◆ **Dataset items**
........

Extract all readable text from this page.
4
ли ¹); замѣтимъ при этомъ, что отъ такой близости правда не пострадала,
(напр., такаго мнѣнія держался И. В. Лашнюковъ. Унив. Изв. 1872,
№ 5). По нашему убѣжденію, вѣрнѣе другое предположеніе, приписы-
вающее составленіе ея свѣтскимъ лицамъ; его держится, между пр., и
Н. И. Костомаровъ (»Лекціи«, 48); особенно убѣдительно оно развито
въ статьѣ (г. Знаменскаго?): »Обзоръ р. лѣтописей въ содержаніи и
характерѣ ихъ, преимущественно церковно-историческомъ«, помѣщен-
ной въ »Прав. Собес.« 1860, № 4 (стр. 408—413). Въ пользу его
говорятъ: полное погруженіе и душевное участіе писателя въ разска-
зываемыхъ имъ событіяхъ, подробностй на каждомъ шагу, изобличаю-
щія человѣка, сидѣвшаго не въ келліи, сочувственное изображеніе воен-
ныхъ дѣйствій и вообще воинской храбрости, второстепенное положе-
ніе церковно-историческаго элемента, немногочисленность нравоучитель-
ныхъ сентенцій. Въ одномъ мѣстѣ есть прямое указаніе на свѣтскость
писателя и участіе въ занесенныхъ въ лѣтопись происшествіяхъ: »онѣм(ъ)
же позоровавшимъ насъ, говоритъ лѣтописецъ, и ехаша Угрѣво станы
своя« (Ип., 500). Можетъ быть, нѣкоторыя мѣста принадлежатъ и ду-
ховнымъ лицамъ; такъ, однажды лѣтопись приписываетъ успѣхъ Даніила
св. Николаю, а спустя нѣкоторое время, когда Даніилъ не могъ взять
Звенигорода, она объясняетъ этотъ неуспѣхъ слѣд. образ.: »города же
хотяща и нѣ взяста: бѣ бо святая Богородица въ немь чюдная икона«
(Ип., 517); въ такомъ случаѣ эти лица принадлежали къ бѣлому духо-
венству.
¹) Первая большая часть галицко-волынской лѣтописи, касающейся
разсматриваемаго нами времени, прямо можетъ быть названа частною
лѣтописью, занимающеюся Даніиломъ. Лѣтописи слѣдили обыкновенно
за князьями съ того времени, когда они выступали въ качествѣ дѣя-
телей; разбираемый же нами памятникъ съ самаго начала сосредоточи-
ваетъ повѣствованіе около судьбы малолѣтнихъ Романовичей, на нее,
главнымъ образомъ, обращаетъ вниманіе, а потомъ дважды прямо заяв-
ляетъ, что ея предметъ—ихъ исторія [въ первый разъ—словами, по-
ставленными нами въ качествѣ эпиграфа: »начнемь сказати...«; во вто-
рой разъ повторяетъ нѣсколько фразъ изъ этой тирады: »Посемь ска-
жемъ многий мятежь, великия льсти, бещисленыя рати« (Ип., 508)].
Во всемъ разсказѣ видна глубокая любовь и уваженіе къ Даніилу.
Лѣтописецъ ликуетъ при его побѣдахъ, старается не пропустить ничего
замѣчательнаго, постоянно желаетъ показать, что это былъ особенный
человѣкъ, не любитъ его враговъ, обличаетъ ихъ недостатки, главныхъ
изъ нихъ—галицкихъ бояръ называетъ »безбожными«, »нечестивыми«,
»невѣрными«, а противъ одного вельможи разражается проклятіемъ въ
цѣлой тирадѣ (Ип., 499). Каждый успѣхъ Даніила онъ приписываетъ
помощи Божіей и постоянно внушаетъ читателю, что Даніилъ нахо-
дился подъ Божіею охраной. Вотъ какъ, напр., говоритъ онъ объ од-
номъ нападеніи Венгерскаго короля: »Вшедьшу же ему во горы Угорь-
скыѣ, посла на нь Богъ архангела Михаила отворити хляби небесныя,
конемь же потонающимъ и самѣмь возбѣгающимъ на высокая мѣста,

........

Reply with one number only: how many lines of the listing hold "нами"?

◆ **Correct response**
3